* **EXERCISE BRIEF**: Restate the entries below verbatim.

___ INPUT

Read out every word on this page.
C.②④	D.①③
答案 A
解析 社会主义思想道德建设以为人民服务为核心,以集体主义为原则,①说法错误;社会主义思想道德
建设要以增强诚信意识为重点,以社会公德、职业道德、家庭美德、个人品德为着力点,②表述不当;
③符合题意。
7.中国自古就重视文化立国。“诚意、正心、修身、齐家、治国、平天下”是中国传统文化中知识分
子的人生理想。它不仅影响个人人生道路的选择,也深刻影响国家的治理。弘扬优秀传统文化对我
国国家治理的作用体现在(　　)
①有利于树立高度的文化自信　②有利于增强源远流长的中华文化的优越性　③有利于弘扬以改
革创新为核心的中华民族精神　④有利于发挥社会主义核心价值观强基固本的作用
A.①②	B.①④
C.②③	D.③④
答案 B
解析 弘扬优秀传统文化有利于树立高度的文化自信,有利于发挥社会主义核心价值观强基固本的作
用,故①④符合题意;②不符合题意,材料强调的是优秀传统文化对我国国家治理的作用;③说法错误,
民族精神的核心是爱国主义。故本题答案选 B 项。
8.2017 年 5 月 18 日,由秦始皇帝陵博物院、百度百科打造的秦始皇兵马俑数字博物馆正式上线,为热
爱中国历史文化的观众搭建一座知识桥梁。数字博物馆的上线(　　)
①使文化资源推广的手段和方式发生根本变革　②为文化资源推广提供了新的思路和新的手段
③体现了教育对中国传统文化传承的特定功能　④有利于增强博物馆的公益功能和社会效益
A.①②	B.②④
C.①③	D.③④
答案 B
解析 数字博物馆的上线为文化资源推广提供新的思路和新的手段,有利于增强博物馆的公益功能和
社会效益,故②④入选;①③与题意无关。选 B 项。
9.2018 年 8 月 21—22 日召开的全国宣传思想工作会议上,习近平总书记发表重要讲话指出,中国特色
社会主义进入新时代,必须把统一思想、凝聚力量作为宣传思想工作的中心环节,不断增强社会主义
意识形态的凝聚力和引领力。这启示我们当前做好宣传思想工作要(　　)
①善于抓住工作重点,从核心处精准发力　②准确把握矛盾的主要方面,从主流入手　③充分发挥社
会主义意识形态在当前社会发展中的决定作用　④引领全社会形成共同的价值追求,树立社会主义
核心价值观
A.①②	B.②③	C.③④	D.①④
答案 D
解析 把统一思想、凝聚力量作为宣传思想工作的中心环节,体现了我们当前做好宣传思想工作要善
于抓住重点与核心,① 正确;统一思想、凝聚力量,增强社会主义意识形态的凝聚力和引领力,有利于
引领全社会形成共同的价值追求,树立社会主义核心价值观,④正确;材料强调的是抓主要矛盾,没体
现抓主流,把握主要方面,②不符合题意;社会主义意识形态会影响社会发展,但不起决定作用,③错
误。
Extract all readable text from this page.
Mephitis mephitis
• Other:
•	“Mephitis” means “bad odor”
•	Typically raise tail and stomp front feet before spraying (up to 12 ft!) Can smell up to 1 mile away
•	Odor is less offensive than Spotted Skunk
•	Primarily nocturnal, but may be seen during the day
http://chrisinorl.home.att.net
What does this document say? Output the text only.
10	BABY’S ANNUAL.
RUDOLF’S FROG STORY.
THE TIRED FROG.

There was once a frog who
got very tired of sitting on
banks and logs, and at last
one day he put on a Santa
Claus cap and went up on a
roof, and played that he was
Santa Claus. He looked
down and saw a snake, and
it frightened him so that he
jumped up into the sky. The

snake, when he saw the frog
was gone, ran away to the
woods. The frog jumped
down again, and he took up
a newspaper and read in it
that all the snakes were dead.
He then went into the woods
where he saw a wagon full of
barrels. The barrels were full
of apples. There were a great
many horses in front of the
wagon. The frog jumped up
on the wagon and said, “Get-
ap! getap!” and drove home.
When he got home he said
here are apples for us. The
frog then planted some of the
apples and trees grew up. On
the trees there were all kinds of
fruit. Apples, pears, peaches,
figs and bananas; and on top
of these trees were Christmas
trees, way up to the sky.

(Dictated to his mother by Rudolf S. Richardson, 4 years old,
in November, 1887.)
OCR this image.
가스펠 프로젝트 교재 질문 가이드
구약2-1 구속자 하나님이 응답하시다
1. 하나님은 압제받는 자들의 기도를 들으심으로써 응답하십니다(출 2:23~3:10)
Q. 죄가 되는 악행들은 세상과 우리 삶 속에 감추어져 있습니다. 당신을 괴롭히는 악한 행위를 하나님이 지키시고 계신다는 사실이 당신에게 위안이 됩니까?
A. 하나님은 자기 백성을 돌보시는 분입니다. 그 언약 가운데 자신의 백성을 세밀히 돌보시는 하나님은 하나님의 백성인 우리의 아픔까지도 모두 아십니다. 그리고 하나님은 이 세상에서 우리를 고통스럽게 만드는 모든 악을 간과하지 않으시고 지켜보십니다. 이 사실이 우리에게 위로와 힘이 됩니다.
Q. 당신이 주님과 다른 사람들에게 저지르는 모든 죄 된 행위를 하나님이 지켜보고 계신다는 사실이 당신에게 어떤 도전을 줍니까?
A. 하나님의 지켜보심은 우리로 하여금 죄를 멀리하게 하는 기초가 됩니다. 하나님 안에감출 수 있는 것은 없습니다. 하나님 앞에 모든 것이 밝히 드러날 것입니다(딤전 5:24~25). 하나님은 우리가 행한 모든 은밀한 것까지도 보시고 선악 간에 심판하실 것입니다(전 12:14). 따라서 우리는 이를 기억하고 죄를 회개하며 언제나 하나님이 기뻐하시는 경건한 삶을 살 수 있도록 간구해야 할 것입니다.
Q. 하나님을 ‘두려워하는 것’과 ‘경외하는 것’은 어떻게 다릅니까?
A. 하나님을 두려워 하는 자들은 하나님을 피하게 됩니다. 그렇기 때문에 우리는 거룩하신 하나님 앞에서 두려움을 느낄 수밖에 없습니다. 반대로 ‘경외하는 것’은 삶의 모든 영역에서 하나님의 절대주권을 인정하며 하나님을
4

______

* **REPLY**:
Read out every word on this page.
C.②④	D.①③
答案 A
解析 社会主义思想道德建设以为人民服务为核心,以集体主义为原则,①说法错误;社会主义思想道德
建设要以增强诚信意识为重点,以社会公德、职业道德、家庭美德、个人品德为着力点,②表述不当;
③符合题意。
7.中国自古就重视文化立国。“诚意、正心、修身、齐家、治国、平天下”是中国传统文化中知识分
子的人生理想。它不仅影响个人人生道路的选择,也深刻影响国家的治理。弘扬优秀传统文化对我
国国家治理的作用体现在(　　)
①有利于树立高度的文化自信　②有利于增强源远流长的中华文化的优越性　③有利于弘扬以改
革创新为核心的中华民族精神　④有利于发挥社会主义核心价值观强基固本的作用
A.①②	B.①④
C.②③	D.③④
答案 B
解析 弘扬优秀传统文化有利于树立高度的文化自信,有利于发挥社会主义核心价值观强基固本的作
用,故①④符合题意;②不符合题意,材料强调的是优秀传统文化对我国国家治理的作用;③说法错误,
民族精神的核心是爱国主义。故本题答案选 B 项。
8.2017 年 5 月 18 日,由秦始皇帝陵博物院、百度百科打造的秦始皇兵马俑数字博物馆正式上线,为热
爱中国历史文化的观众搭建一座知识桥梁。数字博物馆的上线(　　)
①使文化资源推广的手段和方式发生根本变革　②为文化资源推广提供了新的思路和新的手段
③体现了教育对中国传统文化传承的特定功能　④有利于增强博物馆的公益功能和社会效益
A.①②	B.②④
C.①③	D.③④
答案 B
解析 数字博物馆的上线为文化资源推广提供新的思路和新的手段,有利于增强博物馆的公益功能和
社会效益,故②④入选;①③与题意无关。选 B 项。
9.2018 年 8 月 21—22 日召开的全国宣传思想工作会议上,习近平总书记发表重要讲话指出,中国特色
社会主义进入新时代,必须把统一思想、凝聚力量作为宣传思想工作的中心环节,不断增强社会主义
意识形态的凝聚力和引领力。这启示我们当前做好宣传思想工作要(　　)
①善于抓住工作重点,从核心处精准发力　②准确把握矛盾的主要方面,从主流入手　③充分发挥社
会主义意识形态在当前社会发展中的决定作用　④引领全社会形成共同的价值追求,树立社会主义
核心价值观
A.①②	B.②③	C.③④	D.①④
答案 D
解析 把统一思想、凝聚力量作为宣传思想工作的中心环节,体现了我们当前做好宣传思想工作要善
于抓住重点与核心,① 正确;统一思想、凝聚力量,增强社会主义意识形态的凝聚力和引领力,有利于
引领全社会形成共同的价值追求,树立社会主义核心价值观,④正确;材料强调的是抓主要矛盾,没体
现抓主流,把握主要方面,②不符合题意;社会主义意识形态会影响社会发展,但不起决定作用,③错
误。
Extract all readable text from this page.
Mephitis mephitis
• Other:
•	“Mephitis” means “bad odor”
•	Typically raise tail and stomp front feet before spraying (up to 12 ft!) Can smell up to 1 mile away
•	Odor is less offensive than Spotted Skunk
•	Primarily nocturnal, but may be seen during the day
http://chrisinorl.home.att.net
What does this document say? Output the text only.
10	BABY’S ANNUAL.
RUDOLF’S FROG STORY.
THE TIRED FROG.

There was once a frog who
got very tired of sitting on
banks and logs, and at last
one day he put on a Santa
Claus cap and went up on a
roof, and played that he was
Santa Claus. He looked
down and saw a snake, and
it frightened him so that he
jumped up into the sky. The

snake, when he saw the frog
was gone, ran away to the
woods. The frog jumped
down again, and he took up
a newspaper and read in it
that all the snakes were dead.
He then went into the woods
where he saw a wagon full of
barrels. The barrels were full
of apples. There were a great
many horses in front of the
wagon. The frog jumped up
on the wagon and said, “Get-
ap! getap!” and drove home.
When he got home he said
here are apples for us. The
frog then planted some of the
apples and trees grew up. On
the trees there were all kinds of
fruit. Apples, pears, peaches,
figs and bananas; and on top
of these trees were Christmas
trees, way up to the sky.

(Dictated to his mother by Rudolf S. Richardson, 4 years old,
in November, 1887.)
OCR this image.
가스펠 프로젝트 교재 질문 가이드
구약2-1 구속자 하나님이 응답하시다
1. 하나님은 압제받는 자들의 기도를 들으심으로써 응답하십니다(출 2:23~3:10)
Q. 죄가 되는 악행들은 세상과 우리 삶 속에 감추어져 있습니다. 당신을 괴롭히는 악한 행위를 하나님이 지키시고 계신다는 사실이 당신에게 위안이 됩니까?
A. 하나님은 자기 백성을 돌보시는 분입니다. 그 언약 가운데 자신의 백성을 세밀히 돌보시는 하나님은 하나님의 백성인 우리의 아픔까지도 모두 아십니다. 그리고 하나님은 이 세상에서 우리를 고통스럽게 만드는 모든 악을 간과하지 않으시고 지켜보십니다. 이 사실이 우리에게 위로와 힘이 됩니다.
Q. 당신이 주님과 다른 사람들에게 저지르는 모든 죄 된 행위를 하나님이 지켜보고 계신다는 사실이 당신에게 어떤 도전을 줍니까?
A. 하나님의 지켜보심은 우리로 하여금 죄를 멀리하게 하는 기초가 됩니다. 하나님 안에감출 수 있는 것은 없습니다. 하나님 앞에 모든 것이 밝히 드러날 것입니다(딤전 5:24~25). 하나님은 우리가 행한 모든 은밀한 것까지도 보시고 선악 간에 심판하실 것입니다(전 12:14). 따라서 우리는 이를 기억하고 죄를 회개하며 언제나 하나님이 기뻐하시는 경건한 삶을 살 수 있도록 간구해야 할 것입니다.
Q. 하나님을 ‘두려워하는 것’과 ‘경외하는 것’은 어떻게 다릅니까?
A. 하나님을 두려워 하는 자들은 하나님을 피하게 됩니다. 그렇기 때문에 우리는 거룩하신 하나님 앞에서 두려움을 느낄 수밖에 없습니다. 반대로 ‘경외하는 것’은 삶의 모든 영역에서 하나님의 절대주권을 인정하며 하나님을
4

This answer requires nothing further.